Material start

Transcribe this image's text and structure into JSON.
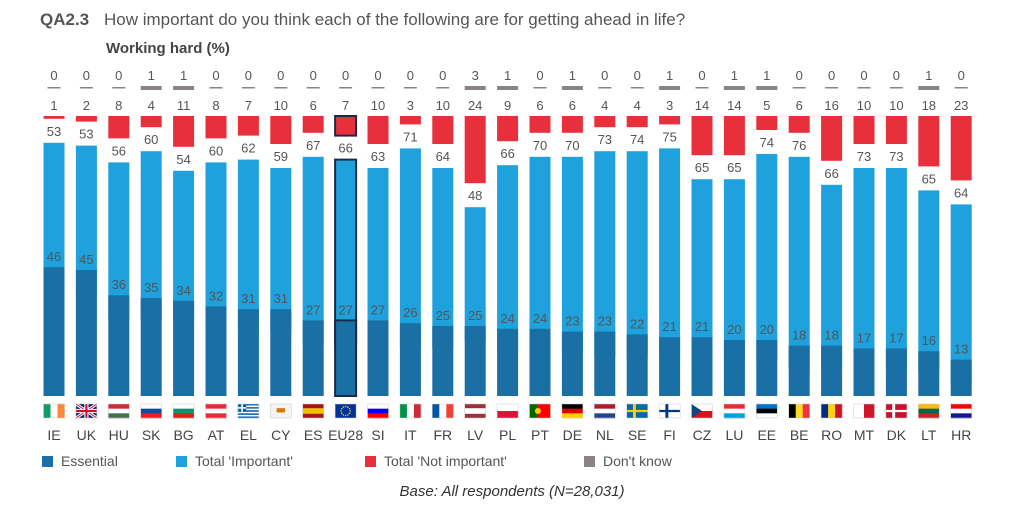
{
  "header": {
    "qid": "QA2.3",
    "question": "How important do you think each of the following are for getting ahead in life?",
    "subtitle": "Working hard  (%)"
  },
  "legend": {
    "essential": "Essential",
    "important": "Total 'Important'",
    "not_important": "Total 'Not important'",
    "dont_know": "Don't know"
  },
  "footer": {
    "base": "Base: All respondents (N=28,031)"
  },
  "colors": {
    "essential": "#1a6fa5",
    "important": "#1ea1dc",
    "not_important": "#e8303c",
    "dont_know": "#8a8384",
    "highlight_border": "#1b2a4a"
  },
  "chart_data": {
    "type": "bar",
    "stacked": true,
    "highlight_category": "EU28",
    "categories": [
      "IE",
      "UK",
      "HU",
      "SK",
      "BG",
      "AT",
      "EL",
      "CY",
      "ES",
      "EU28",
      "SI",
      "IT",
      "FR",
      "LV",
      "PL",
      "PT",
      "DE",
      "NL",
      "SE",
      "FI",
      "CZ",
      "LU",
      "EE",
      "BE",
      "RO",
      "MT",
      "DK",
      "LT",
      "HR"
    ],
    "series": [
      {
        "name": "Essential",
        "values": [
          46,
          45,
          36,
          35,
          34,
          32,
          31,
          31,
          27,
          27,
          27,
          26,
          25,
          25,
          24,
          24,
          23,
          23,
          22,
          21,
          21,
          20,
          20,
          18,
          18,
          17,
          17,
          16,
          13
        ]
      },
      {
        "name": "Total 'Important'",
        "values": [
          53,
          53,
          56,
          60,
          54,
          60,
          62,
          59,
          67,
          66,
          63,
          71,
          64,
          48,
          66,
          70,
          70,
          73,
          74,
          75,
          65,
          65,
          74,
          76,
          66,
          73,
          73,
          65,
          64
        ]
      },
      {
        "name": "Total 'Not important'",
        "values": [
          1,
          2,
          8,
          4,
          11,
          8,
          7,
          10,
          6,
          7,
          10,
          3,
          10,
          24,
          9,
          6,
          6,
          4,
          4,
          3,
          14,
          14,
          5,
          6,
          16,
          10,
          10,
          18,
          23
        ]
      },
      {
        "name": "Don't know",
        "values": [
          0,
          0,
          0,
          1,
          1,
          0,
          0,
          0,
          0,
          0,
          0,
          0,
          0,
          3,
          1,
          0,
          1,
          0,
          0,
          1,
          0,
          1,
          1,
          0,
          0,
          0,
          0,
          1,
          0
        ]
      }
    ],
    "ylim": [
      0,
      100
    ]
  },
  "flags": {
    "IE": {
      "type": "v",
      "colors": [
        "#169b62",
        "#ffffff",
        "#ff883e"
      ]
    },
    "UK": {
      "type": "uk",
      "colors": [
        "#012169",
        "#ffffff",
        "#c8102e"
      ]
    },
    "HU": {
      "type": "h",
      "colors": [
        "#ce2939",
        "#ffffff",
        "#477050"
      ]
    },
    "SK": {
      "type": "h",
      "colors": [
        "#ffffff",
        "#0b4ea2",
        "#ee1c25"
      ]
    },
    "BG": {
      "type": "h",
      "colors": [
        "#ffffff",
        "#00966e",
        "#d62612"
      ]
    },
    "AT": {
      "type": "h",
      "colors": [
        "#ed2939",
        "#ffffff",
        "#ed2939"
      ]
    },
    "EL": {
      "type": "stripes",
      "colors": [
        "#0d5eaf",
        "#ffffff"
      ]
    },
    "CY": {
      "type": "plain",
      "colors": [
        "#f4f4f4",
        "#d57800"
      ]
    },
    "ES": {
      "type": "h3",
      "colors": [
        "#aa151b",
        "#f1bf00",
        "#aa151b"
      ]
    },
    "EU28": {
      "type": "eu",
      "colors": [
        "#003399",
        "#ffcc00"
      ]
    },
    "SI": {
      "type": "h",
      "colors": [
        "#ffffff",
        "#0000ff",
        "#ff0000"
      ]
    },
    "IT": {
      "type": "v",
      "colors": [
        "#009246",
        "#ffffff",
        "#ce2b37"
      ]
    },
    "FR": {
      "type": "v",
      "colors": [
        "#0055a4",
        "#ffffff",
        "#ef4135"
      ]
    },
    "LV": {
      "type": "h3",
      "colors": [
        "#9e3039",
        "#ffffff",
        "#9e3039"
      ]
    },
    "PL": {
      "type": "h2",
      "colors": [
        "#ffffff",
        "#dc143c"
      ]
    },
    "PT": {
      "type": "pt",
      "colors": [
        "#006600",
        "#ff0000"
      ]
    },
    "DE": {
      "type": "h",
      "colors": [
        "#000000",
        "#dd0000",
        "#ffce00"
      ]
    },
    "NL": {
      "type": "h",
      "colors": [
        "#ae1c28",
        "#ffffff",
        "#21468b"
      ]
    },
    "SE": {
      "type": "nordic",
      "colors": [
        "#006aa7",
        "#fecc00"
      ]
    },
    "FI": {
      "type": "nordic",
      "colors": [
        "#ffffff",
        "#003580"
      ]
    },
    "CZ": {
      "type": "cz",
      "colors": [
        "#ffffff",
        "#d7141a",
        "#11457e"
      ]
    },
    "LU": {
      "type": "h",
      "colors": [
        "#ed2939",
        "#ffffff",
        "#00a1de"
      ]
    },
    "EE": {
      "type": "h",
      "colors": [
        "#0072ce",
        "#000000",
        "#ffffff"
      ]
    },
    "BE": {
      "type": "v",
      "colors": [
        "#000000",
        "#fdda24",
        "#ef3340"
      ]
    },
    "RO": {
      "type": "v",
      "colors": [
        "#002b7f",
        "#fcd116",
        "#ce1126"
      ]
    },
    "MT": {
      "type": "vh",
      "colors": [
        "#ffffff",
        "#cf142b"
      ]
    },
    "DK": {
      "type": "nordic",
      "colors": [
        "#c8102e",
        "#ffffff"
      ]
    },
    "LT": {
      "type": "h",
      "colors": [
        "#fdb913",
        "#006a44",
        "#c1272d"
      ]
    },
    "HR": {
      "type": "h",
      "colors": [
        "#ff0000",
        "#ffffff",
        "#171796"
      ]
    }
  }
}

Material end

#### Aim of the exercise
Restate each entry word for word, please, but drop any images it holds.

#### Written reply
Transcribe this image's text and structure into JSON.
{
  "header": {
    "qid": "QA2.3",
    "question": "How important do you think each of the following are for getting ahead in life?",
    "subtitle": "Working hard  (%)"
  },
  "legend": {
    "essential": "Essential",
    "important": "Total 'Important'",
    "not_important": "Total 'Not important'",
    "dont_know": "Don't know"
  },
  "footer": {
    "base": "Base: All respondents (N=28,031)"
  },
  "colors": {
    "essential": "#1a6fa5",
    "important": "#1ea1dc",
    "not_important": "#e8303c",
    "dont_know": "#8a8384",
    "highlight_border": "#1b2a4a"
  },
  "chart_data": {
    "type": "bar",
    "stacked": true,
    "highlight_category": "EU28",
    "categories": [
      "IE",
      "UK",
      "HU",
      "SK",
      "BG",
      "AT",
      "EL",
      "CY",
      "ES",
      "EU28",
      "SI",
      "IT",
      "FR",
      "LV",
      "PL",
      "PT",
      "DE",
      "NL",
      "SE",
      "FI",
      "CZ",
      "LU",
      "EE",
      "BE",
      "RO",
      "MT",
      "DK",
      "LT",
      "HR"
    ],
    "series": [
      {
        "name": "Essential",
        "values": [
          46,
          45,
          36,
          35,
          34,
          32,
          31,
          31,
          27,
          27,
          27,
          26,
          25,
          25,
          24,
          24,
          23,
          23,
          22,
          21,
          21,
          20,
          20,
          18,
          18,
          17,
          17,
          16,
          13
        ]
      },
      {
        "name": "Total 'Important'",
        "values": [
          53,
          53,
          56,
          60,
          54,
          60,
          62,
          59,
          67,
          66,
          63,
          71,
          64,
          48,
          66,
          70,
          70,
          73,
          74,
          75,
          65,
          65,
          74,
          76,
          66,
          73,
          73,
          65,
          64
        ]
      },
      {
        "name": "Total 'Not important'",
        "values": [
          1,
          2,
          8,
          4,
          11,
          8,
          7,
          10,
          6,
          7,
          10,
          3,
          10,
          24,
          9,
          6,
          6,
          4,
          4,
          3,
          14,
          14,
          5,
          6,
          16,
          10,
          10,
          18,
          23
        ]
      },
      {
        "name": "Don't know",
        "values": [
          0,
          0,
          0,
          1,
          1,
          0,
          0,
          0,
          0,
          0,
          0,
          0,
          0,
          3,
          1,
          0,
          1,
          0,
          0,
          1,
          0,
          1,
          1,
          0,
          0,
          0,
          0,
          1,
          0
        ]
      }
    ],
    "ylim": [
      0,
      100
    ]
  },
  "flags": {
    "IE": {
      "type": "v",
      "colors": [
        "#169b62",
        "#ffffff",
        "#ff883e"
      ]
    },
    "UK": {
      "type": "uk",
      "colors": [
        "#012169",
        "#ffffff",
        "#c8102e"
      ]
    },
    "HU": {
      "type": "h",
      "colors": [
        "#ce2939",
        "#ffffff",
        "#477050"
      ]
    },
    "SK": {
      "type": "h",
      "colors": [
        "#ffffff",
        "#0b4ea2",
        "#ee1c25"
      ]
    },
    "BG": {
      "type": "h",
      "colors": [
        "#ffffff",
        "#00966e",
        "#d62612"
      ]
    },
    "AT": {
      "type": "h",
      "colors": [
        "#ed2939",
        "#ffffff",
        "#ed2939"
      ]
    },
    "EL": {
      "type": "stripes",
      "colors": [
        "#0d5eaf",
        "#ffffff"
      ]
    },
    "CY": {
      "type": "plain",
      "colors": [
        "#f4f4f4",
        "#d57800"
      ]
    },
    "ES": {
      "type": "h3",
      "colors": [
        "#aa151b",
        "#f1bf00",
        "#aa151b"
      ]
    },
    "EU28": {
      "type": "eu",
      "colors": [
        "#003399",
        "#ffcc00"
      ]
    },
    "SI": {
      "type": "h",
      "colors": [
        "#ffffff",
        "#0000ff",
        "#ff0000"
      ]
    },
    "IT": {
      "type": "v",
      "colors": [
        "#009246",
        "#ffffff",
        "#ce2b37"
      ]
    },
    "FR": {
      "type": "v",
      "colors": [
        "#0055a4",
        "#ffffff",
        "#ef4135"
      ]
    },
    "LV": {
      "type": "h3",
      "colors": [
        "#9e3039",
        "#ffffff",
        "#9e3039"
      ]
    },
    "PL": {
      "type": "h2",
      "colors": [
        "#ffffff",
        "#dc143c"
      ]
    },
    "PT": {
      "type": "pt",
      "colors": [
        "#006600",
        "#ff0000"
      ]
    },
    "DE": {
      "type": "h",
      "colors": [
        "#000000",
        "#dd0000",
        "#ffce00"
      ]
    },
    "NL": {
      "type": "h",
      "colors": [
        "#ae1c28",
        "#ffffff",
        "#21468b"
      ]
    },
    "SE": {
      "type": "nordic",
      "colors": [
        "#006aa7",
        "#fecc00"
      ]
    },
    "FI": {
      "type": "nordic",
      "colors": [
        "#ffffff",
        "#003580"
      ]
    },
    "CZ": {
      "type": "cz",
      "colors": [
        "#ffffff",
        "#d7141a",
        "#11457e"
      ]
    },
    "LU": {
      "type": "h",
      "colors": [
        "#ed2939",
        "#ffffff",
        "#00a1de"
      ]
    },
    "EE": {
      "type": "h",
      "colors": [
        "#0072ce",
        "#000000",
        "#ffffff"
      ]
    },
    "BE": {
      "type": "v",
      "colors": [
        "#000000",
        "#fdda24",
        "#ef3340"
      ]
    },
    "RO": {
      "type": "v",
      "colors": [
        "#002b7f",
        "#fcd116",
        "#ce1126"
      ]
    },
    "MT": {
      "type": "vh",
      "colors": [
        "#ffffff",
        "#cf142b"
      ]
    },
    "DK": {
      "type": "nordic",
      "colors": [
        "#c8102e",
        "#ffffff"
      ]
    },
    "LT": {
      "type": "h",
      "colors": [
        "#fdb913",
        "#006a44",
        "#c1272d"
      ]
    },
    "HR": {
      "type": "h",
      "colors": [
        "#ff0000",
        "#ffffff",
        "#171796"
      ]
    }
  }
}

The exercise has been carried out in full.